EXERCISE DETAILS: Retype the rows from the line with "Extract all elements" up to and including the line with "- x-tick-label: 36: [900, 321, 914, 335]", keeping each one identical to the original.

RECORDS PROVIDED:
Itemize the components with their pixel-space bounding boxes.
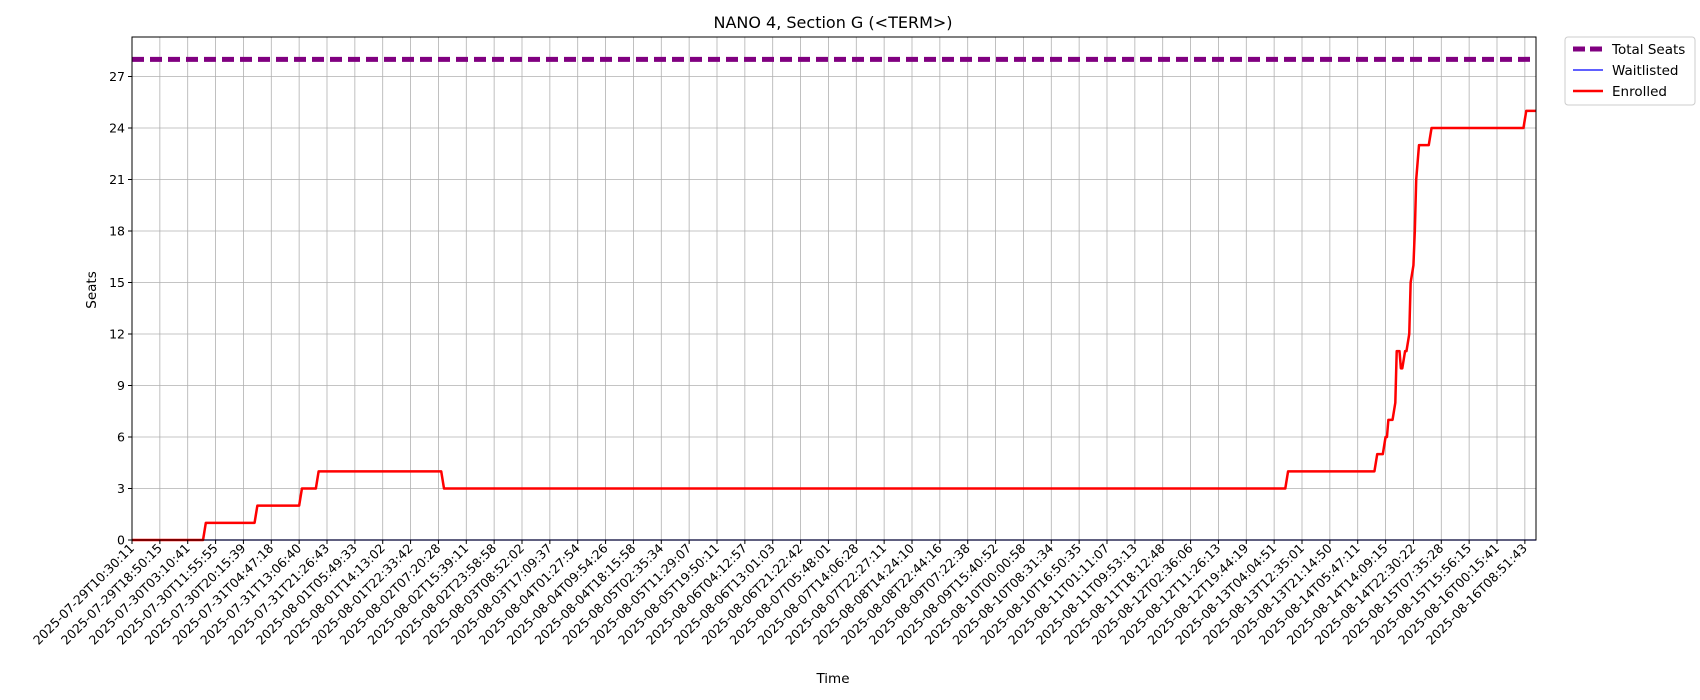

==

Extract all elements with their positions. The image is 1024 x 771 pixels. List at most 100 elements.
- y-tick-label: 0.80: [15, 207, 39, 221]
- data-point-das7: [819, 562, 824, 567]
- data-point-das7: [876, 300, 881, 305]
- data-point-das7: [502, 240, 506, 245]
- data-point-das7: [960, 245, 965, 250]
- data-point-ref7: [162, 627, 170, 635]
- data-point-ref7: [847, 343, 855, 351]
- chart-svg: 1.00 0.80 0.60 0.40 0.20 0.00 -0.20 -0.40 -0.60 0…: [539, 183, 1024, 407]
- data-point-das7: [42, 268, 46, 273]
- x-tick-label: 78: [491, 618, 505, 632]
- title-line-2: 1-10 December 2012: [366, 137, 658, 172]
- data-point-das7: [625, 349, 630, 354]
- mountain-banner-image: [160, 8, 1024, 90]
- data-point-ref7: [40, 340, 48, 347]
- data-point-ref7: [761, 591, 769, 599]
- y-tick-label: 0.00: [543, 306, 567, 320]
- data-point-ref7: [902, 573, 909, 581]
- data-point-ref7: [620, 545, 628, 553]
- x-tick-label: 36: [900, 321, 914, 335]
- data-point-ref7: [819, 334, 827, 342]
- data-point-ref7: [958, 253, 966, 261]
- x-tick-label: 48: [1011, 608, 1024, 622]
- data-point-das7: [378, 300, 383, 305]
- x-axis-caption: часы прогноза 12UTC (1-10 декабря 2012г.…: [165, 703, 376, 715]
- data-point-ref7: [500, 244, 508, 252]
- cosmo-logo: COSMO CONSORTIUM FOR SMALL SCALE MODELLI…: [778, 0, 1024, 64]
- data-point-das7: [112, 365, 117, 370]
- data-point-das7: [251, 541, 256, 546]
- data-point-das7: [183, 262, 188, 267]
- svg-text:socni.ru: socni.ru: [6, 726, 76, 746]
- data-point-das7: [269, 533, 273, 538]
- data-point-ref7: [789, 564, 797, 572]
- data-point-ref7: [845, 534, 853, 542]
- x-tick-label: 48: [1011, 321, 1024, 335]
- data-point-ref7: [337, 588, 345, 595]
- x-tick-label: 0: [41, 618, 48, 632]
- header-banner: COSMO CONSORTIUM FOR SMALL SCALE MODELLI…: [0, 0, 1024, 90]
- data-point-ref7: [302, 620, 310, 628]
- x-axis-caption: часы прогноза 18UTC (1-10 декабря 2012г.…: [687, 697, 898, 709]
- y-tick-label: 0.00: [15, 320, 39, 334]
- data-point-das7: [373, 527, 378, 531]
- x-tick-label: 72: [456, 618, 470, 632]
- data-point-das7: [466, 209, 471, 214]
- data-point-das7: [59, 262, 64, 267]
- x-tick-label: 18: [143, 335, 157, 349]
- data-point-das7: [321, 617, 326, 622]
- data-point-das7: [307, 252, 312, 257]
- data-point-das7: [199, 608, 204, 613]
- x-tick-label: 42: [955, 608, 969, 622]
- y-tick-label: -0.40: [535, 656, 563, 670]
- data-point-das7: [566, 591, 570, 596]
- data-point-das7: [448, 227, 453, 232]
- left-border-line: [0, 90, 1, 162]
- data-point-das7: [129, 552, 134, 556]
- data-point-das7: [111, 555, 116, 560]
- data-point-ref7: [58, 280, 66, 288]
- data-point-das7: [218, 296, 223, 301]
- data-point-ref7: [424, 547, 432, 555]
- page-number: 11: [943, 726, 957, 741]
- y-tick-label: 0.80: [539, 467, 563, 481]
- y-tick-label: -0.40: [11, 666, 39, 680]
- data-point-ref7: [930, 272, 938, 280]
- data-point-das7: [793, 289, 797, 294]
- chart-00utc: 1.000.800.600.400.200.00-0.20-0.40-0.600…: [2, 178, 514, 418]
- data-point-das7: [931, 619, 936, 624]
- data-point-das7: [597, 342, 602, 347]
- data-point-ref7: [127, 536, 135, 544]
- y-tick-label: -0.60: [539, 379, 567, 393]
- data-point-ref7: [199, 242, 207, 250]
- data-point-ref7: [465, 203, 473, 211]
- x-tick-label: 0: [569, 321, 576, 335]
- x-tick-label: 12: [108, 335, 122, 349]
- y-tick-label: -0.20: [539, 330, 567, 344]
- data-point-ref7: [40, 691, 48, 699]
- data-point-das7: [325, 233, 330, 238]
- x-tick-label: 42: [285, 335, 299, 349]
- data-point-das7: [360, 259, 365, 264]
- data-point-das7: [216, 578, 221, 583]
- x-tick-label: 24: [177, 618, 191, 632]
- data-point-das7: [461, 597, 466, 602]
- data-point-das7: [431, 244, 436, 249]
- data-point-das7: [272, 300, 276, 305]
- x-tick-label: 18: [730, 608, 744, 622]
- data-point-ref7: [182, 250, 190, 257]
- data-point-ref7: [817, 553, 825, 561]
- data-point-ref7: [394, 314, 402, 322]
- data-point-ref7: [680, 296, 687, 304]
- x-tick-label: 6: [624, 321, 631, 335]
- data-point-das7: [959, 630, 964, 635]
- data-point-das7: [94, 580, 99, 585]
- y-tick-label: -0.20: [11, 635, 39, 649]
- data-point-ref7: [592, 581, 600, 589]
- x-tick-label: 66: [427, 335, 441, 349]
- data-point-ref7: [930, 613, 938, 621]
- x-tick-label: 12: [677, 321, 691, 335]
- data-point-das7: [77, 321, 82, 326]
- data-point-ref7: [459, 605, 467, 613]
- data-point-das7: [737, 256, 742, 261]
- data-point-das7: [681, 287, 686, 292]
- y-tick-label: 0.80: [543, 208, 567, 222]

OUTPUT FOR THIS TASK:
Extract all elements with their positions. The image is 1024 x 771 pixels. List at most 100 elements.
- y-tick-label: 0.80: [15, 207, 39, 221]
- data-point-das7: [819, 562, 824, 567]
- data-point-das7: [876, 300, 881, 305]
- data-point-das7: [502, 240, 506, 245]
- data-point-das7: [960, 245, 965, 250]
- data-point-ref7: [162, 627, 170, 635]
- data-point-ref7: [847, 343, 855, 351]
- chart-svg: 1.00 0.80 0.60 0.40 0.20 0.00 -0.20 -0.40 -0.60 0…: [539, 183, 1024, 407]
- data-point-das7: [42, 268, 46, 273]
- x-tick-label: 78: [491, 618, 505, 632]
- title-line-2: 1-10 December 2012: [366, 137, 658, 172]
- data-point-das7: [625, 349, 630, 354]
- mountain-banner-image: [160, 8, 1024, 90]
- data-point-ref7: [40, 340, 48, 347]
- data-point-ref7: [761, 591, 769, 599]
- y-tick-label: 0.00: [543, 306, 567, 320]
- data-point-ref7: [902, 573, 909, 581]
- data-point-ref7: [620, 545, 628, 553]
- x-tick-label: 36: [900, 321, 914, 335]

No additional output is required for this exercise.